[Data items]
· · · ·

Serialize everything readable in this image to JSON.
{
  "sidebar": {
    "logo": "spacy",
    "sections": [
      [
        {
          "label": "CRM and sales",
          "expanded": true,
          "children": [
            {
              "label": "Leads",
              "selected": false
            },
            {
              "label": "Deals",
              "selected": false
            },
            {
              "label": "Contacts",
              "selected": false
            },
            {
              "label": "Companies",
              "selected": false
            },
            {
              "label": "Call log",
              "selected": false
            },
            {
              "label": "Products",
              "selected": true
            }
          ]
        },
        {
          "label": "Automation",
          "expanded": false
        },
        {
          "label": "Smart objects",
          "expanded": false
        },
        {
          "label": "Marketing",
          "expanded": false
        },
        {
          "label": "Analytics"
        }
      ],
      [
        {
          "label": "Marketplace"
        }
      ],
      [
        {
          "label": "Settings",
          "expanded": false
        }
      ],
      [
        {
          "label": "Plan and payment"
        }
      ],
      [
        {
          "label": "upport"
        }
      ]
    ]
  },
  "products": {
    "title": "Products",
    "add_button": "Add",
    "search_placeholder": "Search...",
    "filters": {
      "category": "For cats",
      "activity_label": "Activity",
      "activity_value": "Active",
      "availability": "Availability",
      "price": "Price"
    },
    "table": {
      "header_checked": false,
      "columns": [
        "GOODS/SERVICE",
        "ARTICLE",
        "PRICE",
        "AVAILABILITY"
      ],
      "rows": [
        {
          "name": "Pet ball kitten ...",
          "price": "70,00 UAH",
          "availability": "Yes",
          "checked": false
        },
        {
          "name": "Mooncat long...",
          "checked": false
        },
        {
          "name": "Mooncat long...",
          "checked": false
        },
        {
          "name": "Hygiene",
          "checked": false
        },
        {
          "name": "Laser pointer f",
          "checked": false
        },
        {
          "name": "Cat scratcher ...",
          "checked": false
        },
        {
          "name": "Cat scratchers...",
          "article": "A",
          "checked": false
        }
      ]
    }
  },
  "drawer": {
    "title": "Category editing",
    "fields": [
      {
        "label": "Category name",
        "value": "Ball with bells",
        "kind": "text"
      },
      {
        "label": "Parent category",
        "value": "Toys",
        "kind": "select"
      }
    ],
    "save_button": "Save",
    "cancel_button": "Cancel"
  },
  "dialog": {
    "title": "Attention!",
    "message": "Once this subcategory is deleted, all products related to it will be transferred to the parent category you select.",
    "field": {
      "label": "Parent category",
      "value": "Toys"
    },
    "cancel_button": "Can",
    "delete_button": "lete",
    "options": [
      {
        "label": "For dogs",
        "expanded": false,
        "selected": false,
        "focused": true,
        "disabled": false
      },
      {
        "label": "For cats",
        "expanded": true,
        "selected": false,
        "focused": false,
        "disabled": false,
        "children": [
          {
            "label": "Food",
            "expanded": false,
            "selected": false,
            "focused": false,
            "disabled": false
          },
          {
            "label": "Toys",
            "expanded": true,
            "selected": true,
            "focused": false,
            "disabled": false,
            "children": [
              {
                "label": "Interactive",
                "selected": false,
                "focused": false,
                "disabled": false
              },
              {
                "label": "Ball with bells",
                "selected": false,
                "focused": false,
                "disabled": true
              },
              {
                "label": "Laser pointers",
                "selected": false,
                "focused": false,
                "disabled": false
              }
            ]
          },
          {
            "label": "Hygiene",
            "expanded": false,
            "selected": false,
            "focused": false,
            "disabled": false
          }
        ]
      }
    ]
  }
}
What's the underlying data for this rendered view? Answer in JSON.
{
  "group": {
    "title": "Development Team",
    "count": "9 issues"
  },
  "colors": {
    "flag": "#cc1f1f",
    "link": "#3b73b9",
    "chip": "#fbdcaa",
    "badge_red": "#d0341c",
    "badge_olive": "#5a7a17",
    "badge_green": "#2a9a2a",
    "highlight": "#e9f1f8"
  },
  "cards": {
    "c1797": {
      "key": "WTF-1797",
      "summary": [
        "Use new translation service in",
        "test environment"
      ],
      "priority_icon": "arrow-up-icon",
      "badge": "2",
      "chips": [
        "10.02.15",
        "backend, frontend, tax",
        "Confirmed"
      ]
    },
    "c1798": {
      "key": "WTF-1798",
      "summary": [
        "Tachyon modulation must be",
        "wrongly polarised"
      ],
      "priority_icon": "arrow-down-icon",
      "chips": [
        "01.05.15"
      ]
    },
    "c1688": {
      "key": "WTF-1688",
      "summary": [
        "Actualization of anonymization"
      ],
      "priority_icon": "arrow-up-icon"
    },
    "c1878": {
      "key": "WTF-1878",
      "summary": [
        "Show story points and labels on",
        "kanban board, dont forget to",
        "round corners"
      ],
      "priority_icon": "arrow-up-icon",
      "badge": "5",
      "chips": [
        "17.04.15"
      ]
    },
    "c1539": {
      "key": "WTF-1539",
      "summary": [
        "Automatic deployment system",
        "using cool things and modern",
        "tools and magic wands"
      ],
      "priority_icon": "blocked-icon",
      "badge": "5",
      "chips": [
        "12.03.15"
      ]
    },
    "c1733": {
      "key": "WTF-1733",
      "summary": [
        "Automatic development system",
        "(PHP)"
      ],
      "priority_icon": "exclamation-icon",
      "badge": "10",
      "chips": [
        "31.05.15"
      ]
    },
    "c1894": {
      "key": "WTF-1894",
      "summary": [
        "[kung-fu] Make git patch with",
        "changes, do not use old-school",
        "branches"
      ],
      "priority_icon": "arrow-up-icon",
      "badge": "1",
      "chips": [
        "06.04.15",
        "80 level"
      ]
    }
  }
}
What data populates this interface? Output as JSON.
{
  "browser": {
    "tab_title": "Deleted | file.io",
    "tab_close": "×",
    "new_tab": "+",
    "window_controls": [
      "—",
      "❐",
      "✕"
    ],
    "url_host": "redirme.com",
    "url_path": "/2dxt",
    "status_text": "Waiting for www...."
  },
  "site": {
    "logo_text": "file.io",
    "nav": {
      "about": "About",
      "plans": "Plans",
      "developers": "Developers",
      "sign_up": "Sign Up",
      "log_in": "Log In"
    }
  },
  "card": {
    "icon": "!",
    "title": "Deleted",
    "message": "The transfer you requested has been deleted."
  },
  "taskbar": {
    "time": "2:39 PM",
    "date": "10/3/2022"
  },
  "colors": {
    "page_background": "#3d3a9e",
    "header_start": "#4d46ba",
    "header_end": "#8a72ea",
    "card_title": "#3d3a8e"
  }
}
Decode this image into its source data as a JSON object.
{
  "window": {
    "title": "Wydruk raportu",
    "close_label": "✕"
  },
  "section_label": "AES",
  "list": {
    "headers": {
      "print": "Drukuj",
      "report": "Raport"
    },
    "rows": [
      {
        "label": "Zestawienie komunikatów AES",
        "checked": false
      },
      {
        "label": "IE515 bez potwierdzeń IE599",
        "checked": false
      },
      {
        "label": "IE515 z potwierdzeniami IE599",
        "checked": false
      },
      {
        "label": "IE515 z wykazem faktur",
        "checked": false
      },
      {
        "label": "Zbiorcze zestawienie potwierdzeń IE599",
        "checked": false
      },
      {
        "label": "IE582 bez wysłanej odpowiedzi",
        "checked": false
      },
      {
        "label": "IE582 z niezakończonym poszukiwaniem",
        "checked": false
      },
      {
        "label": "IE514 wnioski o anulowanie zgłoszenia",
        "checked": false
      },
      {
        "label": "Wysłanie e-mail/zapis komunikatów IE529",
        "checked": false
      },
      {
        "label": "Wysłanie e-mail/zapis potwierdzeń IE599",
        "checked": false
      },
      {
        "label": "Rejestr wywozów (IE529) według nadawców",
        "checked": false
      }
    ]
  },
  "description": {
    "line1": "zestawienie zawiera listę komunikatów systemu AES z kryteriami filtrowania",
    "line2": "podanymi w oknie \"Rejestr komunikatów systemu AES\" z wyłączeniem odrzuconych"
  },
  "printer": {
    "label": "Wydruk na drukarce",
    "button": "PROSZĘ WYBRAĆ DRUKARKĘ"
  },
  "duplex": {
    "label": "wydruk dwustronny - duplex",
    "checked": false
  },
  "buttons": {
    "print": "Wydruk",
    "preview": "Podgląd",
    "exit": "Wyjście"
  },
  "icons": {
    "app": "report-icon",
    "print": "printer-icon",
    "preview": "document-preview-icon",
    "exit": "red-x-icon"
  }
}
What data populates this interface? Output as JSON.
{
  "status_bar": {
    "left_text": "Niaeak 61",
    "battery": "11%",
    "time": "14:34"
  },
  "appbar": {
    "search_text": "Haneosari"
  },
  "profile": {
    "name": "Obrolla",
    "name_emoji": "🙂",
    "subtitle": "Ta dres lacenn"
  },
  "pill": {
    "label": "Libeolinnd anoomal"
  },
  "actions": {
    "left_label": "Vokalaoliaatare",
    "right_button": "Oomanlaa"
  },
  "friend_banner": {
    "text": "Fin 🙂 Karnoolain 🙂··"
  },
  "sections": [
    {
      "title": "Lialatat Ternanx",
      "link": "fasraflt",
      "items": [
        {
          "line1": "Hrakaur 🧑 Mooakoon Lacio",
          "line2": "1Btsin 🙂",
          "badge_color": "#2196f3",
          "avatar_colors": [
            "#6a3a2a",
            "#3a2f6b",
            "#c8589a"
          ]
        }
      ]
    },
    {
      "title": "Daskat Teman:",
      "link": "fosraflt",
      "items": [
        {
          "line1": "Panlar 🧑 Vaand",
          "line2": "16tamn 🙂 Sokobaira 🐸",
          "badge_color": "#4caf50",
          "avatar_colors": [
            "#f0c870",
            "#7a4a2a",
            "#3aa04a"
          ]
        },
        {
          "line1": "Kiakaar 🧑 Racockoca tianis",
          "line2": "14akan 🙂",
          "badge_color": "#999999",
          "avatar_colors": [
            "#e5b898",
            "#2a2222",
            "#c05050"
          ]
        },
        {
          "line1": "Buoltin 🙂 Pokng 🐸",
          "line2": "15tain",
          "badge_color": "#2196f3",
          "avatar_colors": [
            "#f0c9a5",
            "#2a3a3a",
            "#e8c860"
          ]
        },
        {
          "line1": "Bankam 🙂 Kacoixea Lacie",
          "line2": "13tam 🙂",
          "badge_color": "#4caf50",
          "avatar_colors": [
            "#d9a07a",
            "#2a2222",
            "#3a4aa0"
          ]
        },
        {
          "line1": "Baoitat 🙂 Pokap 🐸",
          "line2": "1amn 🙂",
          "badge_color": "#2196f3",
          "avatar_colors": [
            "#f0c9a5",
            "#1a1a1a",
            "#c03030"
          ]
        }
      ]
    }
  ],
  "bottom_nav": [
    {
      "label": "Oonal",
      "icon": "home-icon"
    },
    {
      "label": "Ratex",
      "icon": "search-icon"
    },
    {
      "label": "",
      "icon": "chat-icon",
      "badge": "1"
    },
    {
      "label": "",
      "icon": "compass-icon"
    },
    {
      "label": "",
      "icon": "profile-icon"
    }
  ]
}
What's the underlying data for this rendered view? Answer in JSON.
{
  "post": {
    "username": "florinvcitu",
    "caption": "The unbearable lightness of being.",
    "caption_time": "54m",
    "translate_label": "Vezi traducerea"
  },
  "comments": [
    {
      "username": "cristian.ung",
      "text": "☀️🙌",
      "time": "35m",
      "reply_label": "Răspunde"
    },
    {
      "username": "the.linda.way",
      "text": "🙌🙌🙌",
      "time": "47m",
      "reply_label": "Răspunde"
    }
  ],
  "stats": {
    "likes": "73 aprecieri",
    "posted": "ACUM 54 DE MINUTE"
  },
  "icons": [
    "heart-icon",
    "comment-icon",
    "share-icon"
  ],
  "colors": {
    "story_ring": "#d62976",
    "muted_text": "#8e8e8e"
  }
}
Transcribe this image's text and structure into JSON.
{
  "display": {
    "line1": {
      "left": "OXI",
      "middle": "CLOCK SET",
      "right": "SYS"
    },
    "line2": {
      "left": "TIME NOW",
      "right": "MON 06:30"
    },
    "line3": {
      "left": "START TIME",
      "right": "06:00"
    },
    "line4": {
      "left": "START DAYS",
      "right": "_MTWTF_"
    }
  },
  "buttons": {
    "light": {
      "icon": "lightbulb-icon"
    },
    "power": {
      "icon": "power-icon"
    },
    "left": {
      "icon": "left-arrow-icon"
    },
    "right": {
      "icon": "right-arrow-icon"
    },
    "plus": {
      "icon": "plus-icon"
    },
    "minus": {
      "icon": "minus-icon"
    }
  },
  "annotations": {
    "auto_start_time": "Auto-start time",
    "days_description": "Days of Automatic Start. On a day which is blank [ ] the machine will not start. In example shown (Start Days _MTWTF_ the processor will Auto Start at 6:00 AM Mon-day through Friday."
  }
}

· · · ·

_Exercise aim_: Give only the number of lines that include the word "Automatic".

_Solution for this task_: 3